Dataset items
--------------------

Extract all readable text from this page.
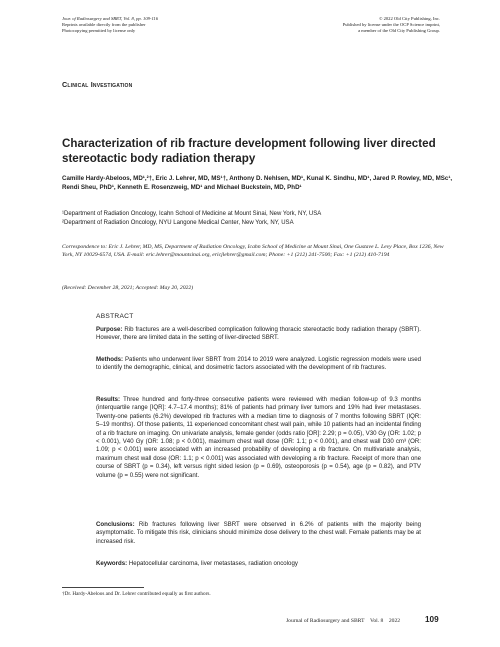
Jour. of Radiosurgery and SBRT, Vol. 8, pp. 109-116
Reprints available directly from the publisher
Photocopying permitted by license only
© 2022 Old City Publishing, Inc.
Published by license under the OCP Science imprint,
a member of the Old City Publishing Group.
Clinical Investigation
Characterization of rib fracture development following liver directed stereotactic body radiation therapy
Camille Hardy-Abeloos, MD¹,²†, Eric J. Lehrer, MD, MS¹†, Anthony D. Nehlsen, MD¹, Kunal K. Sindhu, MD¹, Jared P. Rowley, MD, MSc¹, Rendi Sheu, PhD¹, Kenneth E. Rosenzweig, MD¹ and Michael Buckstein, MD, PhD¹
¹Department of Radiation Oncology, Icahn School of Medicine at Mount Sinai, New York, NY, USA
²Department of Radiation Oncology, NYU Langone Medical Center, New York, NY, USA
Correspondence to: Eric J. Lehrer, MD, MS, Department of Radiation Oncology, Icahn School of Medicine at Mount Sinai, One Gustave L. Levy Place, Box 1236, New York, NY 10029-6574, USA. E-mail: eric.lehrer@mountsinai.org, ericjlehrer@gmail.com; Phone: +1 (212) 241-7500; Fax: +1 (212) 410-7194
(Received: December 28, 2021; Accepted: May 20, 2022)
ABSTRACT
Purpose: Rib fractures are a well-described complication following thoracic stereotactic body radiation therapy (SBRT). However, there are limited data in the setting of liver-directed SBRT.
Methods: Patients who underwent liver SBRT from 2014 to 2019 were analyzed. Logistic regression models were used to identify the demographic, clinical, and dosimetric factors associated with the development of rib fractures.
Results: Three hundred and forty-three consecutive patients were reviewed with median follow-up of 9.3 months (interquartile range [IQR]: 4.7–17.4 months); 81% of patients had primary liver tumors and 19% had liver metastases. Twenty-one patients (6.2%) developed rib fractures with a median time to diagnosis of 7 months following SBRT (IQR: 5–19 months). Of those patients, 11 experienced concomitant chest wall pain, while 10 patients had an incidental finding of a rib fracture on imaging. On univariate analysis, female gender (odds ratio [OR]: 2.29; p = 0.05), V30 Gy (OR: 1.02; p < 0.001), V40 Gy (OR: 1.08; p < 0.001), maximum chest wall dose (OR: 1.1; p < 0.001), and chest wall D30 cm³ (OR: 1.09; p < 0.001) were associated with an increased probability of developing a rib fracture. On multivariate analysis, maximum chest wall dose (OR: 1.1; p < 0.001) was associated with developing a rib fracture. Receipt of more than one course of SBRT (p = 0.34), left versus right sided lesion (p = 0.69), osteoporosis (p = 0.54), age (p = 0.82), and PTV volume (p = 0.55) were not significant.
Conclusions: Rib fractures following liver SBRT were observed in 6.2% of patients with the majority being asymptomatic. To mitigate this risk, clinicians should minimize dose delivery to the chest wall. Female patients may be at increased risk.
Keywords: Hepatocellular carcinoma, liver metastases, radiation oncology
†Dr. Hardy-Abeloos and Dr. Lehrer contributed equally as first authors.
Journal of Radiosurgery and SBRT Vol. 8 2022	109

--------------------

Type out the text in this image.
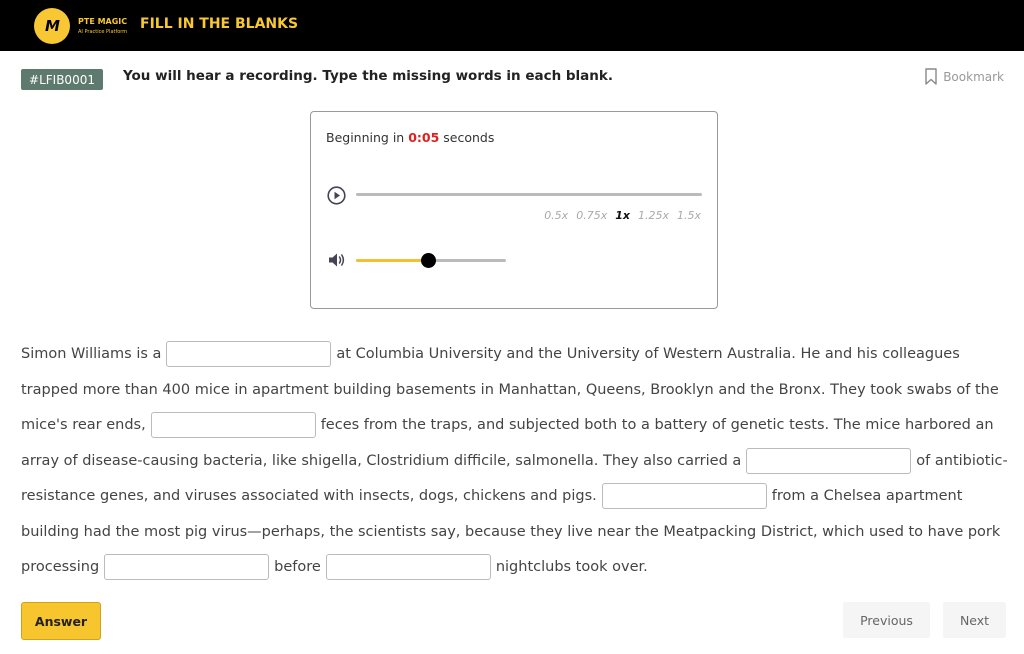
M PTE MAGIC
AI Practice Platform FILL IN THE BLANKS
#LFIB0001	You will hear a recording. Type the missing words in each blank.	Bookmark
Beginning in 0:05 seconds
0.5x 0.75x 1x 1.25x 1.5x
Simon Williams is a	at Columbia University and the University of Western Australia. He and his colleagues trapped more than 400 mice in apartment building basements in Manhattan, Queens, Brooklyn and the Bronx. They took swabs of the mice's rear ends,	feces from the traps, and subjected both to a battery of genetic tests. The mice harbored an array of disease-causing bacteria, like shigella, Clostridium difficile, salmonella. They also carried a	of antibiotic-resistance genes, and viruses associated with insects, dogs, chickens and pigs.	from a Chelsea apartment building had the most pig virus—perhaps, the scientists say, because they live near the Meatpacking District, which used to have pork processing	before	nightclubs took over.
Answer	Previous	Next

--------------------

- [Instructions to follow] Lines from the entries that contain the string "Sinai" are what must be copied.

- [Solution to this exercise]
¹Department of Radiation Oncology, Icahn School of Medicine at Mount Sinai, New York, NY, USA
Correspondence to: Eric J. Lehrer, MD, MS, Department of Radiation Oncology, Icahn School of Medicine at Mount Sinai, One Gustave L. Levy Place, Box 1236, New York, NY 10029-6574, USA. E-mail: eric.lehrer@mountsinai.org, ericjlehrer@gmail.com; Phone: +1 (212) 241-7500; Fax: +1 (212) 410-7194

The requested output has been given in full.